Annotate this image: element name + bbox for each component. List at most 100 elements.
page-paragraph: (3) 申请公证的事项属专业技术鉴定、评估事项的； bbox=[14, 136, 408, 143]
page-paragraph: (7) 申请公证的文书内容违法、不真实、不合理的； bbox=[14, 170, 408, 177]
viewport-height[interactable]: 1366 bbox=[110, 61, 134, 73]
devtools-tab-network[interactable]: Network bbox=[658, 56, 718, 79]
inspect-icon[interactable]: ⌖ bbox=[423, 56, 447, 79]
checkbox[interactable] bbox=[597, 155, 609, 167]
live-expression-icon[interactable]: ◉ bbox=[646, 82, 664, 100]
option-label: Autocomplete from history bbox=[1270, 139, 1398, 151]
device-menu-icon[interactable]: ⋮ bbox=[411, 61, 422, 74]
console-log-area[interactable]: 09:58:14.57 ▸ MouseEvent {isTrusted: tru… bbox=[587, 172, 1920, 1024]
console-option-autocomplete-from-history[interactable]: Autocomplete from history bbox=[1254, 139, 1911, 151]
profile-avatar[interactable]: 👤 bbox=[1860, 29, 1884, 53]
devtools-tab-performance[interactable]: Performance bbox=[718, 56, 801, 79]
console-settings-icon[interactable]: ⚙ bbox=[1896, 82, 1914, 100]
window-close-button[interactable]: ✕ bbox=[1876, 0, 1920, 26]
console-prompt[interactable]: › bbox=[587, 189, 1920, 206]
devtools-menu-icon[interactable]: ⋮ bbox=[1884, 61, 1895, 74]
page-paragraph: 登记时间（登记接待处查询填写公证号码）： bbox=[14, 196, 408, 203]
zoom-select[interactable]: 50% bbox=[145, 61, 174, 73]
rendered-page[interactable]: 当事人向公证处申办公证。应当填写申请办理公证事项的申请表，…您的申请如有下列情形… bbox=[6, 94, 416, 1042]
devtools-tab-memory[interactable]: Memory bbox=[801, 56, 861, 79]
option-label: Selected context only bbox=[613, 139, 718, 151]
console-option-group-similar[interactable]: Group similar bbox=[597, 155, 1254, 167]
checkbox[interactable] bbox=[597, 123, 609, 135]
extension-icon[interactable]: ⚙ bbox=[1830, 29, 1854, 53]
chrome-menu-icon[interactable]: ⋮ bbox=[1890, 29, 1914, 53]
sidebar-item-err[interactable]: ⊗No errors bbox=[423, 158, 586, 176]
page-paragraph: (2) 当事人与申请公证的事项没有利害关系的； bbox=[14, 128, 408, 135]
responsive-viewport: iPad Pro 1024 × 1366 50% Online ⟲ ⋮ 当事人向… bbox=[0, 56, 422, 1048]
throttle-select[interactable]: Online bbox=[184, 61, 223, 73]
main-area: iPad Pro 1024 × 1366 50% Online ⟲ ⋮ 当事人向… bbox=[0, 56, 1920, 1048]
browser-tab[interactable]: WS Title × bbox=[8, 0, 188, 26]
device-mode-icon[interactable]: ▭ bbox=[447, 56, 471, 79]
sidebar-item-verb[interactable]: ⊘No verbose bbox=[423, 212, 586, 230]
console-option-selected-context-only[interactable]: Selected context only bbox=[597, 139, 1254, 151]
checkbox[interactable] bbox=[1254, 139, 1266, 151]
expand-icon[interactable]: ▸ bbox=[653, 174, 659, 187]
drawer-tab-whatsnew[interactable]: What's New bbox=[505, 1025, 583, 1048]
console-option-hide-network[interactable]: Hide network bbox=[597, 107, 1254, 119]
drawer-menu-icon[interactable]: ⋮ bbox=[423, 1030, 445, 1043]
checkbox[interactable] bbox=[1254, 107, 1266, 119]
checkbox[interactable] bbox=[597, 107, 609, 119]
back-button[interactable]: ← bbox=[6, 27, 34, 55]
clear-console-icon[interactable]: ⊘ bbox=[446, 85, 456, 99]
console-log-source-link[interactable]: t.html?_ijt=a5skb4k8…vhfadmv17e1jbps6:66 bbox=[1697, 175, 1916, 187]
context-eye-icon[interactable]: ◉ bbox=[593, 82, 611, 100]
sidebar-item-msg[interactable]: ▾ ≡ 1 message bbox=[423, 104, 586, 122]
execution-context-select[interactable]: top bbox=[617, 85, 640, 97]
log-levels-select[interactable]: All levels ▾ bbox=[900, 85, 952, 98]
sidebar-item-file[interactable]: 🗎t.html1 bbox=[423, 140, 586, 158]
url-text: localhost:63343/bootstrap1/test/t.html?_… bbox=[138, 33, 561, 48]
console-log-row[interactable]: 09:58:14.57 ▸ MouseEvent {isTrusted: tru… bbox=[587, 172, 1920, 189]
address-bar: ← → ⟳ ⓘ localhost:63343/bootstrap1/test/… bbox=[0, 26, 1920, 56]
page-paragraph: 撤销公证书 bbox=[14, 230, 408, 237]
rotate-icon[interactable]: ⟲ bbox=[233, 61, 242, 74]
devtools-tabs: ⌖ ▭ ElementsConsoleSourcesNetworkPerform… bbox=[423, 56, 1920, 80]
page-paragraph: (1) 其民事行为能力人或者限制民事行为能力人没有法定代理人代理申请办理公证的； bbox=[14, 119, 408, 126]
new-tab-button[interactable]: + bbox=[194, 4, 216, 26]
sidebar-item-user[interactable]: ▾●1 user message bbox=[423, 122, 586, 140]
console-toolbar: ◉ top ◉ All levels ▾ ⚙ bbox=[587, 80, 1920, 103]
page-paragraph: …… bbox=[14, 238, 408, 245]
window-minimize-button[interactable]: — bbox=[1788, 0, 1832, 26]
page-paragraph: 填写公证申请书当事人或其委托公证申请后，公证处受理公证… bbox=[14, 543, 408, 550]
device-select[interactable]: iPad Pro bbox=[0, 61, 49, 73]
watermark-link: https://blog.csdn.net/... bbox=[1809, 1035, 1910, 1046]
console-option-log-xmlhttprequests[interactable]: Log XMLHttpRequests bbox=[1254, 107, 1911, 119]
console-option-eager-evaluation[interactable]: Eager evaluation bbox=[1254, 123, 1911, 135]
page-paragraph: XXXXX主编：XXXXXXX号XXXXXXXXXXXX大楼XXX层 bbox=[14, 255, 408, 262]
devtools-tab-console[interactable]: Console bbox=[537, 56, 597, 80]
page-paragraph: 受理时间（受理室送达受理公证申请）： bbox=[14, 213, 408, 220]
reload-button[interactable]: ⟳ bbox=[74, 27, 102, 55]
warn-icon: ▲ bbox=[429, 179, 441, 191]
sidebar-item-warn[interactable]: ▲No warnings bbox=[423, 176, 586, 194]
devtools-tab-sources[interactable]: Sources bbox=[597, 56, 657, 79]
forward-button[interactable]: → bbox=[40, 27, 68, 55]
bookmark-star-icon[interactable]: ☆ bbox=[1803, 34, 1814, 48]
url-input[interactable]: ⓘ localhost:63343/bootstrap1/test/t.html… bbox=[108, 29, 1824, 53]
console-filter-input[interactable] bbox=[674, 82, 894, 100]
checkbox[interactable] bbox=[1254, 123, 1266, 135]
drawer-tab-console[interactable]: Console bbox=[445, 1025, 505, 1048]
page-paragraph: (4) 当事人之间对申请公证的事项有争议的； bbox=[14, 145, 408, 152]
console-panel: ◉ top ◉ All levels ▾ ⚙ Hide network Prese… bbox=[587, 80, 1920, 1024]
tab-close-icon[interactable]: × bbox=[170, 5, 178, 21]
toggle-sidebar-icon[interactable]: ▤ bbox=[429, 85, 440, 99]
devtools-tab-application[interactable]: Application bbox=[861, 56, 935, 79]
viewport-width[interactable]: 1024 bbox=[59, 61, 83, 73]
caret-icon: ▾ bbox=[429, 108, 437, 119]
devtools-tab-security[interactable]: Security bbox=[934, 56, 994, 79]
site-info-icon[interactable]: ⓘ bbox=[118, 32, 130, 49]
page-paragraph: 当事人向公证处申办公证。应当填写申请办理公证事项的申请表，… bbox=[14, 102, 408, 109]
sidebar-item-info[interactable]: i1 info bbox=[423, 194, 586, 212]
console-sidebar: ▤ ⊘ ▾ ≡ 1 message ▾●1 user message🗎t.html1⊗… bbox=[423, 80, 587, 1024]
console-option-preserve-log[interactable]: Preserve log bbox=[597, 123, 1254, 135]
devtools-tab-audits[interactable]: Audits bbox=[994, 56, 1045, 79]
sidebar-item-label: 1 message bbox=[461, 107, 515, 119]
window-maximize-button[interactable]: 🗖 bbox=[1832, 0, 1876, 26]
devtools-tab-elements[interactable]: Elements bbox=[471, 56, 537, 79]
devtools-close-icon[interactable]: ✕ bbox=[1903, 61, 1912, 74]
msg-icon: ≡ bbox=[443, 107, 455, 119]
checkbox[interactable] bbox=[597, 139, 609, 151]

WHAT YOU WILL DO |
Please retype everything from the start of the listing down to the line containing "viewport-height[interactable]: 1366 bbox=[110, 61, 134, 73]", that line included.

EXERCISE ANSWER |
Annotate this image: element name + bbox for each component. List at most 100 elements.
page-paragraph: (3) 申请公证的事项属专业技术鉴定、评估事项的； bbox=[14, 136, 408, 143]
page-paragraph: (7) 申请公证的文书内容违法、不真实、不合理的； bbox=[14, 170, 408, 177]
viewport-height[interactable]: 1366 bbox=[110, 61, 134, 73]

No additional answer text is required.